DIRECTIVE 1>
How many implications and how many questions about institutional implementation does the learning analytics paper identify?

PAGE TEXT>
Start
David Jones, Hazel Jones, Colin Beer, Celeste Lawson, Implications and questions for institutional learning analytics implementation arising from teacher DIY learning analytics, To appear in the proceedings of the 2017 Australian Learning Analytics Summer Institute (ALASI 2017)

Abstract

Learning analytics promises to provide insights that can help improve the quality of learning experiences. Since the late 2000s it has inspired significant investments in time and resources by researchers and institutions to identify and implement successful applications of learning analytics. However, there is limited evidence of successful at scale implementation, somewhat limited empirical research investigating the deployment of learning analytics, and subsequently concerns about the insight that guides the institutional implementation of learning analytics. This paper describes and examines the rationale, implementation and use of a single example of teacher do-it-yourself (DIY) learning analytics to add a different perspective. It identifies three implications and three questions about the institutional implementation of learning analytics that appear to generate interesting research questions for further investigation.

Introduction

Learning analytics has been receiving attention since the late noughties. The promise of data driven decision making and the nature of the higher education environment – decreasing funding, increasing focus on quality, increasing use of technology enhanced learning (TEL) – is seen as making the institutional adoption of learning analytics an imperative for institutions of higher education (Macfadyen, Dawson, Pardo, & Gasevic, 2014, p. 17). By 2017, there appears to have been sufficient time and resources invested to realise the affordances learning analytics offers to education at the whole-of-institution scale (Colvin, Dawson, Wade, & Gašević, 2017), especially given predictions in 2012 that it was one year away from mainstream adoption within the Australian Higher Education sector (Johnson, Adams, & Cummins, 2012). However, there are only a small number of institutions that have demonstrated impact on learning and teaching outcomes through large-scale learning analytics programs (Ferguson, Clow, et al., 2014) and there are concerns that there remains limited evidence of the effectiveness of learning analytics at scale, or sufficient understanding to guide successful implementation (Colvin et al., 2017; Ferguson, Macfadyen, et al., 2014).
End
DIRECTIVE 2>
Please reproduce the entries from their opening line through the line containing "data-point-with-pcm bbox=[252, 152, 263, 163]", inclusive, changing "y-tick-label" to "y-tick-text" and keeping everything else the same. Return only those lines.

DATA TO PROCESS>
Start
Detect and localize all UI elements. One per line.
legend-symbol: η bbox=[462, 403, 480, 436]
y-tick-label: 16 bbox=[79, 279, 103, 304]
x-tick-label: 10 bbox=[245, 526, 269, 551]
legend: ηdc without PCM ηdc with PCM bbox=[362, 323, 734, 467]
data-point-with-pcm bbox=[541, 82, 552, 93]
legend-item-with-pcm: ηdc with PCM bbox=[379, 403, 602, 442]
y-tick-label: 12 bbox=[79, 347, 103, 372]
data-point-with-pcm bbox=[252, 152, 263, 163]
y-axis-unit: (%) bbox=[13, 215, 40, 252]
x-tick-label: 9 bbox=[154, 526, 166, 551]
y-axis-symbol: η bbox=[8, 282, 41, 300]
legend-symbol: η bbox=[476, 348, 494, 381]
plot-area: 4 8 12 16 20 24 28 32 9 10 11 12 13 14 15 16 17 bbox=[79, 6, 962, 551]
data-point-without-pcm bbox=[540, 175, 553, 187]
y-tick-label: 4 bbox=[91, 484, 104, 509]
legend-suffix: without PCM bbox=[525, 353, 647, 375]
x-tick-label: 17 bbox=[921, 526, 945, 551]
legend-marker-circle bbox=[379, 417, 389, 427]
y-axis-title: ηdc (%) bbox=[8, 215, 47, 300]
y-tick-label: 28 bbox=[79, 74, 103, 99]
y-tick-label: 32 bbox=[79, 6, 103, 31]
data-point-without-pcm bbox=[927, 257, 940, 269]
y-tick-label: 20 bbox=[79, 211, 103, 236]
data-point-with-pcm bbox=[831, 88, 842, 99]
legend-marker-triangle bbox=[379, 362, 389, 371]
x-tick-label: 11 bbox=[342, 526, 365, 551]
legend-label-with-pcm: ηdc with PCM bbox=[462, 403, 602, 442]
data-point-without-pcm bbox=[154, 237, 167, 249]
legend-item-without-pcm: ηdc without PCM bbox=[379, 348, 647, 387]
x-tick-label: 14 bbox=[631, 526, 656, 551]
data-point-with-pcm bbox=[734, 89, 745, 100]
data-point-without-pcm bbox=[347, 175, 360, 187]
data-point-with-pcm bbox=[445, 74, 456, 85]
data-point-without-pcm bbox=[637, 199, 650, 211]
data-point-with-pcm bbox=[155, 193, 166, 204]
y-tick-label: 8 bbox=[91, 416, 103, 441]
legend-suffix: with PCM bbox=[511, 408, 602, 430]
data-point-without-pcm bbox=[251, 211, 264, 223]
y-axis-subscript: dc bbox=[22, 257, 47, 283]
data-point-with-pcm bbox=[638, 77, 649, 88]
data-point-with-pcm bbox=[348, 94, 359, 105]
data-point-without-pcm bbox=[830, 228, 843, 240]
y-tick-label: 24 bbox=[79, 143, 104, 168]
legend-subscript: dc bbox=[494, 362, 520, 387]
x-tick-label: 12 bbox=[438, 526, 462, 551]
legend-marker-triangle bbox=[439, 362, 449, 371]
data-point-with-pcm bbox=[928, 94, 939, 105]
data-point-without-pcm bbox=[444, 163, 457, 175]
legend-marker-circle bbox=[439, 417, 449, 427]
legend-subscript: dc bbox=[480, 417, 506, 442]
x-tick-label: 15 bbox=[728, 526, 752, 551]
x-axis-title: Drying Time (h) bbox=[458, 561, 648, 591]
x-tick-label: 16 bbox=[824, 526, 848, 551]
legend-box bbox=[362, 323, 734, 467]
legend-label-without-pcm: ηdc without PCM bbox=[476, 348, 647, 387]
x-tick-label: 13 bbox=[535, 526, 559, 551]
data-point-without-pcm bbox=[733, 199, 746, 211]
End
CORRECT OUTPUT 1>
Three implications and three questions.

CORRECT OUTPUT 2>
Detect and localize all UI elements. One per line.
legend-symbol: η bbox=[462, 403, 480, 436]
y-tick-text: 16 bbox=[79, 279, 103, 304]
x-tick-label: 10 bbox=[245, 526, 269, 551]
legend: ηdc without PCM ηdc with PCM bbox=[362, 323, 734, 467]
data-point-with-pcm bbox=[541, 82, 552, 93]
legend-item-with-pcm: ηdc with PCM bbox=[379, 403, 602, 442]
y-tick-text: 12 bbox=[79, 347, 103, 372]
data-point-with-pcm bbox=[252, 152, 263, 163]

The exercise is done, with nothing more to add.